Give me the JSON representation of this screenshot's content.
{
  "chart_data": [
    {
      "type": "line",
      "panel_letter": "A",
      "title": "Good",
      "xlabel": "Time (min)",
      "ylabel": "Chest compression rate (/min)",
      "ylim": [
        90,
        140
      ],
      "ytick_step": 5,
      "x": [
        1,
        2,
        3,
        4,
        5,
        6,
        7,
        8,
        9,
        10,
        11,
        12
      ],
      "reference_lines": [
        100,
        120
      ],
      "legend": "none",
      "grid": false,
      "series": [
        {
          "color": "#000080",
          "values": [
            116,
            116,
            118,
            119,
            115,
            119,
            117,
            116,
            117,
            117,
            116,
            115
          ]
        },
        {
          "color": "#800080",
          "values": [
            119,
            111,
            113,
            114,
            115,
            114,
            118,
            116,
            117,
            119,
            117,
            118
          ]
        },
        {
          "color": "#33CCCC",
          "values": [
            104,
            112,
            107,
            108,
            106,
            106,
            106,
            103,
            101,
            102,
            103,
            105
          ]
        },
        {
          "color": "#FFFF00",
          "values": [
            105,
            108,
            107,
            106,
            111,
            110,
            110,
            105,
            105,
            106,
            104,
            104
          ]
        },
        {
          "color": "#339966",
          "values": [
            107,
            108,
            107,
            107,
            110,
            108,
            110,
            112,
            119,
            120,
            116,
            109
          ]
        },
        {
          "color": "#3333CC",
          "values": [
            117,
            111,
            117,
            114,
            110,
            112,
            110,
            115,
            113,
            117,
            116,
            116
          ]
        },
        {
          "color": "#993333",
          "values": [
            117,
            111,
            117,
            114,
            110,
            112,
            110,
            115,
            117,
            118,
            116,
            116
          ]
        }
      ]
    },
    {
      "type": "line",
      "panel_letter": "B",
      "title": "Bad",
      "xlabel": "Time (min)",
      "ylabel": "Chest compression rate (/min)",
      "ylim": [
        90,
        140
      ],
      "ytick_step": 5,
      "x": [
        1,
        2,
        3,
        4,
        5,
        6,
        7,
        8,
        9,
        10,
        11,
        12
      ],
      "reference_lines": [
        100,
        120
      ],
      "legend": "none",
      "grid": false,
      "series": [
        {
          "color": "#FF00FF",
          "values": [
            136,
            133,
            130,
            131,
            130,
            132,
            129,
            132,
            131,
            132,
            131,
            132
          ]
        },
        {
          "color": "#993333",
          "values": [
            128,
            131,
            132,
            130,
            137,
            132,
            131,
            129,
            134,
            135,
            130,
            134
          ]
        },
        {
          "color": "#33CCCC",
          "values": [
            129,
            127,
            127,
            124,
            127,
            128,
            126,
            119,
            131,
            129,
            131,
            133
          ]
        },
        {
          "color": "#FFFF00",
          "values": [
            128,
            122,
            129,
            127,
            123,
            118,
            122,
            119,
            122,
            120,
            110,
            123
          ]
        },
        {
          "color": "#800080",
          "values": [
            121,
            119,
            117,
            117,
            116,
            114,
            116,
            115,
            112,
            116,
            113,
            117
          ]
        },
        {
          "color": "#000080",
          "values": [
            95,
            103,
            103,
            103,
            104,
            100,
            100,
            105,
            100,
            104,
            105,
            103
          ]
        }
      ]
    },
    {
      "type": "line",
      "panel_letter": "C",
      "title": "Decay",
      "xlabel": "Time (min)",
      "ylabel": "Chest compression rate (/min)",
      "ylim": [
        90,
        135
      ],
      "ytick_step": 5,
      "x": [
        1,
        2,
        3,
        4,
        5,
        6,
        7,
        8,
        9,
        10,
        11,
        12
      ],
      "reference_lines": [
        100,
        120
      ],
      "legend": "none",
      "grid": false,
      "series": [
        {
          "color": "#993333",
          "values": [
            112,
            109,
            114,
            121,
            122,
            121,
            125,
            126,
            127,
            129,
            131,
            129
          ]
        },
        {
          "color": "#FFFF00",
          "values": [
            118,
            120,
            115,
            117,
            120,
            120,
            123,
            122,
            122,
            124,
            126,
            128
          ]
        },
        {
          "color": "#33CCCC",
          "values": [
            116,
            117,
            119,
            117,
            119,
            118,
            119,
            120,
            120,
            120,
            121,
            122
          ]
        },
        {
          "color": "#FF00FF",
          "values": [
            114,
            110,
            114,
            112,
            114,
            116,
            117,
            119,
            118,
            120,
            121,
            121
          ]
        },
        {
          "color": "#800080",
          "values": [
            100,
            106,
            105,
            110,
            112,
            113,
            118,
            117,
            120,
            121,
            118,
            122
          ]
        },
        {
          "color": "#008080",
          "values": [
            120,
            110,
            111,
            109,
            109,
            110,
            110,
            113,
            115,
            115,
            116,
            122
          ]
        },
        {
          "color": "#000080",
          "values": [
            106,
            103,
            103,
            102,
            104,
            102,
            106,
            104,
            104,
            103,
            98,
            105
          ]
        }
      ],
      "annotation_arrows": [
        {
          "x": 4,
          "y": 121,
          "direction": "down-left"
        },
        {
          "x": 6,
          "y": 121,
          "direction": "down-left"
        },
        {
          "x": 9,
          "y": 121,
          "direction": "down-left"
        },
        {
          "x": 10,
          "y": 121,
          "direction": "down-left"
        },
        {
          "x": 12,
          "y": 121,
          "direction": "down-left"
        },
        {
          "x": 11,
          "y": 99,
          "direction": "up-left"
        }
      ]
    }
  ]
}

(Given request) Return all of the data precisely as it appears.

(Answer to the problem)
Give me the JSON representation of this screenshot's content.
{
  "chart_data": [
    {
      "type": "line",
      "panel_letter": "A",
      "title": "Good",
      "xlabel": "Time (min)",
      "ylabel": "Chest compression rate (/min)",
      "ylim": [
        90,
        140
      ],
      "ytick_step": 5,
      "x": [
        1,
        2,
        3,
        4,
        5,
        6,
        7,
        8,
        9,
        10,
        11,
        12
      ],
      "reference_lines": [
        100,
        120
      ],
      "legend": "none",
      "grid": false,
      "series": [
        {
          "color": "#000080",
          "values": [
            116,
            116,
            118,
            119,
            115,
            119,
            117,
            116,
            117,
            117,
            116,
            115
          ]
        },
        {
          "color": "#800080",
          "values": [
            119,
            111,
            113,
            114,
            115,
            114,
            118,
            116,
            117,
            119,
            117,
            118
          ]
        },
        {
          "color": "#33CCCC",
          "values": [
            104,
            112,
            107,
            108,
            106,
            106,
            106,
            103,
            101,
            102,
            103,
            105
          ]
        },
        {
          "color": "#FFFF00",
          "values": [
            105,
            108,
            107,
            106,
            111,
            110,
            110,
            105,
            105,
            106,
            104,
            104
          ]
        },
        {
          "color": "#339966",
          "values": [
            107,
            108,
            107,
            107,
            110,
            108,
            110,
            112,
            119,
            120,
            116,
            109
          ]
        },
        {
          "color": "#3333CC",
          "values": [
            117,
            111,
            117,
            114,
            110,
            112,
            110,
            115,
            113,
            117,
            116,
            116
          ]
        },
        {
          "color": "#993333",
          "values": [
            117,
            111,
            117,
            114,
            110,
            112,
            110,
            115,
            117,
            118,
            116,
            116
          ]
        }
      ]
    },
    {
      "type": "line",
      "panel_letter": "B",
      "title": "Bad",
      "xlabel": "Time (min)",
      "ylabel": "Chest compression rate (/min)",
      "ylim": [
        90,
        140
      ],
      "ytick_step": 5,
      "x": [
        1,
        2,
        3,
        4,
        5,
        6,
        7,
        8,
        9,
        10,
        11,
        12
      ],
      "reference_lines": [
        100,
        120
      ],
      "legend": "none",
      "grid": false,
      "series": [
        {
          "color": "#FF00FF",
          "values": [
            136,
            133,
            130,
            131,
            130,
            132,
            129,
            132,
            131,
            132,
            131,
            132
          ]
        },
        {
          "color": "#993333",
          "values": [
            128,
            131,
            132,
            130,
            137,
            132,
            131,
            129,
            134,
            135,
            130,
            134
          ]
        },
        {
          "color": "#33CCCC",
          "values": [
            129,
            127,
            127,
            124,
            127,
            128,
            126,
            119,
            131,
            129,
            131,
            133
          ]
        },
        {
          "color": "#FFFF00",
          "values": [
            128,
            122,
            129,
            127,
            123,
            118,
            122,
            119,
            122,
            120,
            110,
            123
          ]
        },
        {
          "color": "#800080",
          "values": [
            121,
            119,
            117,
            117,
            116,
            114,
            116,
            115,
            112,
            116,
            113,
            117
          ]
        },
        {
          "color": "#000080",
          "values": [
            95,
            103,
            103,
            103,
            104,
            100,
            100,
            105,
            100,
            104,
            105,
            103
          ]
        }
      ]
    },
    {
      "type": "line",
      "panel_letter": "C",
      "title": "Decay",
      "xlabel": "Time (min)",
      "ylabel": "Chest compression rate (/min)",
      "ylim": [
        90,
        135
      ],
      "ytick_step": 5,
      "x": [
        1,
        2,
        3,
        4,
        5,
        6,
        7,
        8,
        9,
        10,
        11,
        12
      ],
      "reference_lines": [
        100,
        120
      ],
      "legend": "none",
      "grid": false,
      "series": [
        {
          "color": "#993333",
          "values": [
            112,
            109,
            114,
            121,
            122,
            121,
            125,
            126,
            127,
            129,
            131,
            129
          ]
        },
        {
          "color": "#FFFF00",
          "values": [
            118,
            120,
            115,
            117,
            120,
            120,
            123,
            122,
            122,
            124,
            126,
            128
          ]
        },
        {
          "color": "#33CCCC",
          "values": [
            116,
            117,
            119,
            117,
            119,
            118,
            119,
            120,
            120,
            120,
            121,
            122
          ]
        },
        {
          "color": "#FF00FF",
          "values": [
            114,
            110,
            114,
            112,
            114,
            116,
            117,
            119,
            118,
            120,
            121,
            121
          ]
        },
        {
          "color": "#800080",
          "values": [
            100,
            106,
            105,
            110,
            112,
            113,
            118,
            117,
            120,
            121,
            118,
            122
          ]
        },
        {
          "color": "#008080",
          "values": [
            120,
            110,
            111,
            109,
            109,
            110,
            110,
            113,
            115,
            115,
            116,
            122
          ]
        },
        {
          "color": "#000080",
          "values": [
            106,
            103,
            103,
            102,
            104,
            102,
            106,
            104,
            104,
            103,
            98,
            105
          ]
        }
      ],
      "annotation_arrows": [
        {
          "x": 4,
          "y": 121,
          "direction": "down-left"
        },
        {
          "x": 6,
          "y": 121,
          "direction": "down-left"
        },
        {
          "x": 9,
          "y": 121,
          "direction": "down-left"
        },
        {
          "x": 10,
          "y": 121,
          "direction": "down-left"
        },
        {
          "x": 12,
          "y": 121,
          "direction": "down-left"
        },
        {
          "x": 11,
          "y": 99,
          "direction": "up-left"
        }
      ]
    }
  ]
}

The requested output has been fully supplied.